**任务**
1/ 按照关于数据流中位数的文本,暴力法的时间复杂度是多少?
2/ 请逐字抄录关于数据流中位数的文本中的一段,从“在数据流中,随着新元素的不断加入,实时求取中位数是一项常见的任务。本文将探讨使用 JavaScript 语言解决”开始,一直到“O(n log n),因为它需要对数据流进行排序。”为止。

**文本节选**
####
在数据流中,随着新元素的不断加入,实时求取中位数是一项常见的任务。本文将探讨使用 JavaScript 语言解决 LeetCode 295 数据流中位数的三种方法:暴力法、二分法和堆栈法。

暴力法

暴力法是通过将数据流中的所有元素排序,然后根据元素的数量来计算中位数。对于包含 n 个元素的数据流,暴力法的时间复杂度为 O(n log n),因为它需要对数据流进行排序。

class MedianFinder {
  constructor() {
    this.arr = [];
  }

  addNum(num) {
    this.arr.push(num);
    this.arr.sort((a, b) => a - b);
  }

  findMedian() {
    const n = this.arr.length;
    if (n % 2 === 0) {
      return (this.arr[n / 2 - 1] + this.arr[n / 2]) / 2;
    } else {
      return this.arr[Math.floor(n / 2)];
    }
  }
}

二分法

二分法可以优化暴力法的时间复杂度,将其降低到 O(log n)。它通过使用二分法在排序后的数据流中查找中位数,从而避免了对整个数据流进行排序。
####
**所给数据**

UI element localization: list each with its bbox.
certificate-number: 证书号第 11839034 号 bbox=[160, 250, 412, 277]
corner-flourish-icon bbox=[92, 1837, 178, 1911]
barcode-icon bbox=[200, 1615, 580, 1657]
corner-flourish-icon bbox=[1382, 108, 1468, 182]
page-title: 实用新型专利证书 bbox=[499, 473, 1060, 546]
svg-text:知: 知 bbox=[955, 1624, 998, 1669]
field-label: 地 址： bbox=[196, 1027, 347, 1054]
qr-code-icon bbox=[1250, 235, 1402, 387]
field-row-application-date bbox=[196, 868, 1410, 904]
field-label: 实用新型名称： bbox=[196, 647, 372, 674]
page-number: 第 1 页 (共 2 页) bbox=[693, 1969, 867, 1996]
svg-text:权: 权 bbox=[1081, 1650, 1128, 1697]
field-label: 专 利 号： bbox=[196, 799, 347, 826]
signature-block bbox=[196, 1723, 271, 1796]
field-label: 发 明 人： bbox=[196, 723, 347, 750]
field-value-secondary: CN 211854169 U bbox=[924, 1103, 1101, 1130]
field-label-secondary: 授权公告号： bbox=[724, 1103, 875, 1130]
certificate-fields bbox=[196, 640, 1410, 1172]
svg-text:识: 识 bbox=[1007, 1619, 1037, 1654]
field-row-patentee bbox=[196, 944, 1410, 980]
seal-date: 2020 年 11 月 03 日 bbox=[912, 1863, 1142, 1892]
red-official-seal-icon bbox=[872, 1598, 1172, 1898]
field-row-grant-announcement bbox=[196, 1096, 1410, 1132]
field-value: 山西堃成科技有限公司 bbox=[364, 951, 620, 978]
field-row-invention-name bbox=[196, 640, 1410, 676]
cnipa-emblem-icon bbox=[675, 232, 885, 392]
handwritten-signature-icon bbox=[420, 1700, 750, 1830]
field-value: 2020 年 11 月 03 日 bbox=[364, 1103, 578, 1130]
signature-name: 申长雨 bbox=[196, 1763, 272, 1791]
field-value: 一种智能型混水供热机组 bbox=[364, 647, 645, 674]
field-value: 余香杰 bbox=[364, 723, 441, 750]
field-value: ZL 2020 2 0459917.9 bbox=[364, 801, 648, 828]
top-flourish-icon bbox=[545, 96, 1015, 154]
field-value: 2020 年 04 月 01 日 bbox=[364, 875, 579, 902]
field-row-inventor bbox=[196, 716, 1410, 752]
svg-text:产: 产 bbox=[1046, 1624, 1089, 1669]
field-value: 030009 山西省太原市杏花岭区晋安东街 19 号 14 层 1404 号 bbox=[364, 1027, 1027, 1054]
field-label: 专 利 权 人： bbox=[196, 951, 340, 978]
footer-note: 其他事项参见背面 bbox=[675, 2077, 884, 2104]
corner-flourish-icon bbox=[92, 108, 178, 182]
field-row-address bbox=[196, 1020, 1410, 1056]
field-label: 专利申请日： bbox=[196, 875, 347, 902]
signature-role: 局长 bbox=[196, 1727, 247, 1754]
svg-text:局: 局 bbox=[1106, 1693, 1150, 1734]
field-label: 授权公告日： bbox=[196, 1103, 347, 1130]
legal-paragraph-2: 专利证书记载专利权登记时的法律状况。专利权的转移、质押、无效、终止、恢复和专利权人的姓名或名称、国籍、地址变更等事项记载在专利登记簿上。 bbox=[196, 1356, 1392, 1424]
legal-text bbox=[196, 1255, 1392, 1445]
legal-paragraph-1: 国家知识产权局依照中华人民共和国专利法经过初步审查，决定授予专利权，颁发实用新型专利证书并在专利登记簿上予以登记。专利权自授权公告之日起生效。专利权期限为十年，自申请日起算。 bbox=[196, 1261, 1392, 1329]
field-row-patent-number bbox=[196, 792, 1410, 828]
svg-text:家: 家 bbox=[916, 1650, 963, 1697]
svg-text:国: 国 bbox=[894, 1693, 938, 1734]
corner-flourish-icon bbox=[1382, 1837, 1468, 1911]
####
**参考答案**
1/ O(n log n)

2/
在数据流中,随着新元素的不断加入,实时求取中位数是一项常见的任务。本文将探讨使用 JavaScript 语言解决 LeetCode 295 数据流中位数的三种方法:暴力法、二分法和堆栈法。

暴力法

暴力法是通过将数据流中的所有元素排序,然后根据元素的数量来计算中位数。对于包含 n 个元素的数据流,暴力法的时间复杂度为 O(n log n),因为它需要对数据流进行排序。